§ **Problem requirements**
Can you retype every record below exactly as written?

§ **Raw records**
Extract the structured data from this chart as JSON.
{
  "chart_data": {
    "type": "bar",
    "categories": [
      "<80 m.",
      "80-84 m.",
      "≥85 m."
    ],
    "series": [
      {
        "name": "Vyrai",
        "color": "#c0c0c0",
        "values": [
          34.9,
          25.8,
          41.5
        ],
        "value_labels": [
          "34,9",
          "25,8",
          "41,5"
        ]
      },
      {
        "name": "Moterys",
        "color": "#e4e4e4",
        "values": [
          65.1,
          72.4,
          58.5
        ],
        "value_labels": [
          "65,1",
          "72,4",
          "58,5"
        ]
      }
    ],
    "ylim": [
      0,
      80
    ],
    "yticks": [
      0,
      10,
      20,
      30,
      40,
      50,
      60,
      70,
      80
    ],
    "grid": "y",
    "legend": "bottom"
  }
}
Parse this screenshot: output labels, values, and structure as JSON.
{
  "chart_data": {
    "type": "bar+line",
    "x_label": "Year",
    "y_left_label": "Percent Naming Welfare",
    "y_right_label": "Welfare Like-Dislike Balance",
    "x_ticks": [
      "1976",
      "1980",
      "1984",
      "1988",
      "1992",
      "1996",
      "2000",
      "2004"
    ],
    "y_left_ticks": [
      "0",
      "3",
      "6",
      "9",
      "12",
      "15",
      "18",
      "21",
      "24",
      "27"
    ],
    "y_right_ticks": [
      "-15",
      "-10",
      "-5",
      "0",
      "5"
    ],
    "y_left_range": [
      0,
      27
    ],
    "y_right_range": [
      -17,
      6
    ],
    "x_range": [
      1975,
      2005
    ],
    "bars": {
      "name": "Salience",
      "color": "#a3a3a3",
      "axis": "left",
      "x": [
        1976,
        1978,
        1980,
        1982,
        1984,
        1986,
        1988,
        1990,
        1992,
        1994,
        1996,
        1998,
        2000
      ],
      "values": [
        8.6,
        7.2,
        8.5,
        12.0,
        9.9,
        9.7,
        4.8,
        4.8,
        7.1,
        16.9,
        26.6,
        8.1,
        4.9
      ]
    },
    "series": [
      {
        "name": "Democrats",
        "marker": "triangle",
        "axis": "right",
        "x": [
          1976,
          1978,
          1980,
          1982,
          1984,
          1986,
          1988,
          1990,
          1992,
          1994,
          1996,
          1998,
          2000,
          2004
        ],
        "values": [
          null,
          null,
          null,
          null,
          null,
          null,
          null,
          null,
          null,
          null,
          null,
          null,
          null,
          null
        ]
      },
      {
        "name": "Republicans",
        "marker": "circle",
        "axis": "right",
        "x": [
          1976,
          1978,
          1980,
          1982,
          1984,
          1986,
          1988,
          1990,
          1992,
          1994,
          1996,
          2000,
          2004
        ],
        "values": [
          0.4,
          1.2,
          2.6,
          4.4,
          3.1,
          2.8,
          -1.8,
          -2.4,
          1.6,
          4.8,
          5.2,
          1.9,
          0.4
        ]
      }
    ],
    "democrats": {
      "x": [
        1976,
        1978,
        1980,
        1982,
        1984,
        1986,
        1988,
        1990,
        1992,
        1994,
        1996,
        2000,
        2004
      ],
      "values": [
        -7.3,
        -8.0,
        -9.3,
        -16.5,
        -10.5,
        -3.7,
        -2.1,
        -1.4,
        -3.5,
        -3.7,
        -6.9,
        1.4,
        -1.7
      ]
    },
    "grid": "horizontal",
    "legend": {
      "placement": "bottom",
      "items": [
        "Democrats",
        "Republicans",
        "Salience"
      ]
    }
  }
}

§ **Answer to this problem**
Extract the structured data from this chart as JSON.
{
  "chart_data": {
    "type": "bar",
    "categories": [
      "<80 m.",
      "80-84 m.",
      "≥85 m."
    ],
    "series": [
      {
        "name": "Vyrai",
        "color": "#c0c0c0",
        "values": [
          34.9,
          25.8,
          41.5
        ],
        "value_labels": [
          "34,9",
          "25,8",
          "41,5"
        ]
      },
      {
        "name": "Moterys",
        "color": "#e4e4e4",
        "values": [
          65.1,
          72.4,
          58.5
        ],
        "value_labels": [
          "65,1",
          "72,4",
          "58,5"
        ]
      }
    ],
    "ylim": [
      0,
      80
    ],
    "yticks": [
      0,
      10,
      20,
      30,
      40,
      50,
      60,
      70,
      80
    ],
    "grid": "y",
    "legend": "bottom"
  }
}
Parse this screenshot: output labels, values, and structure as JSON.
{
  "chart_data": {
    "type": "bar+line",
    "x_label": "Year",
    "y_left_label": "Percent Naming Welfare",
    "y_right_label": "Welfare Like-Dislike Balance",
    "x_ticks": [
      "1976",
      "1980",
      "1984",
      "1988",
      "1992",
      "1996",
      "2000",
      "2004"
    ],
    "y_left_ticks": [
      "0",
      "3",
      "6",
      "9",
      "12",
      "15",
      "18",
      "21",
      "24",
      "27"
    ],
    "y_right_ticks": [
      "-15",
      "-10",
      "-5",
      "0",
      "5"
    ],
    "y_left_range": [
      0,
      27
    ],
    "y_right_range": [
      -17,
      6
    ],
    "x_range": [
      1975,
      2005
    ],
    "bars": {
      "name": "Salience",
      "color": "#a3a3a3",
      "axis": "left",
      "x": [
        1976,
        1978,
        1980,
        1982,
        1984,
        1986,
        1988,
        1990,
        1992,
        1994,
        1996,
        1998,
        2000
      ],
      "values": [
        8.6,
        7.2,
        8.5,
        12.0,
        9.9,
        9.7,
        4.8,
        4.8,
        7.1,
        16.9,
        26.6,
        8.1,
        4.9
      ]
    },
    "series": [
      {
        "name": "Democrats",
        "marker": "triangle",
        "axis": "right",
        "x": [
          1976,
          1978,
          1980,
          1982,
          1984,
          1986,
          1988,
          1990,
          1992,
          1994,
          1996,
          1998,
          2000,
          2004
        ],
        "values": [
          null,
          null,
          null,
          null,
          null,
          null,
          null,
          null,
          null,
          null,
          null,
          null,
          null,
          null
        ]
      },
      {
        "name": "Republicans",
        "marker": "circle",
        "axis": "right",
        "x": [
          1976,
          1978,
          1980,
          1982,
          1984,
          1986,
          1988,
          1990,
          1992,
          1994,
          1996,
          2000,
          2004
        ],
        "values": [
          0.4,
          1.2,
          2.6,
          4.4,
          3.1,
          2.8,
          -1.8,
          -2.4,
          1.6,
          4.8,
          5.2,
          1.9,
          0.4
        ]
      }
    ],
    "democrats": {
      "x": [
        1976,
        1978,
        1980,
        1982,
        1984,
        1986,
        1988,
        1990,
        1992,
        1994,
        1996,
        2000,
        2004
      ],
      "values": [
        -7.3,
        -8.0,
        -9.3,
        -16.5,
        -10.5,
        -3.7,
        -2.1,
        -1.4,
        -3.5,
        -3.7,
        -6.9,
        1.4,
        -1.7
      ]
    },
    "grid": "horizontal",
    "legend": {
      "placement": "bottom",
      "items": [
        "Democrats",
        "Republicans",
        "Salience"
      ]
    }
  }
}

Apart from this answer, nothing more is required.